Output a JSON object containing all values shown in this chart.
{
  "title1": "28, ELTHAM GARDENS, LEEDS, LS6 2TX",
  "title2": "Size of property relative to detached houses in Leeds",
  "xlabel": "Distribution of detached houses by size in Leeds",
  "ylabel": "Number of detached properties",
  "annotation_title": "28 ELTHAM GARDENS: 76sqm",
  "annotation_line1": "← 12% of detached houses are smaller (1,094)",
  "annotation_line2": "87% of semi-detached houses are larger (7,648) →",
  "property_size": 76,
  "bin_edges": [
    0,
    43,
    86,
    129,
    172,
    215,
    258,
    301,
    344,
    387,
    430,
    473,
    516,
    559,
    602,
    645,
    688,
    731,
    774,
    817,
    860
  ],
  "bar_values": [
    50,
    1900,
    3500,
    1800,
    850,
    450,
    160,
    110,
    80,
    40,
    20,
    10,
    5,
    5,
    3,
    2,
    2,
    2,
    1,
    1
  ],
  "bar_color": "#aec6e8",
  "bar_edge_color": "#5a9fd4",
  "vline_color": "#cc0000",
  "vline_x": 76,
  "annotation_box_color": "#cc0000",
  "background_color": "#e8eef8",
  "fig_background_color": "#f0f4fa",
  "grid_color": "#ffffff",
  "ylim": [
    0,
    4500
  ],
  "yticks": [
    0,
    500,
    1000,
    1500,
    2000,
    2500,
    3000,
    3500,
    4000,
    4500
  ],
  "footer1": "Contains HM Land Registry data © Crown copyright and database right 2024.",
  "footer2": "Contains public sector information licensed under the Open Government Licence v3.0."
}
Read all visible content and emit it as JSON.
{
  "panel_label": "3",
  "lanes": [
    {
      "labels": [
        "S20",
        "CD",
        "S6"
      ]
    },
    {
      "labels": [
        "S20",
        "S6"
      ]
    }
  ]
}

● What you have to do
Select all lines in the listing that include the word "GARDENS".

● Result of this exercise
  "title1": "28, ELTHAM GARDENS, LEEDS, LS6 2TX",
  "annotation_title": "28 ELTHAM GARDENS: 76sqm",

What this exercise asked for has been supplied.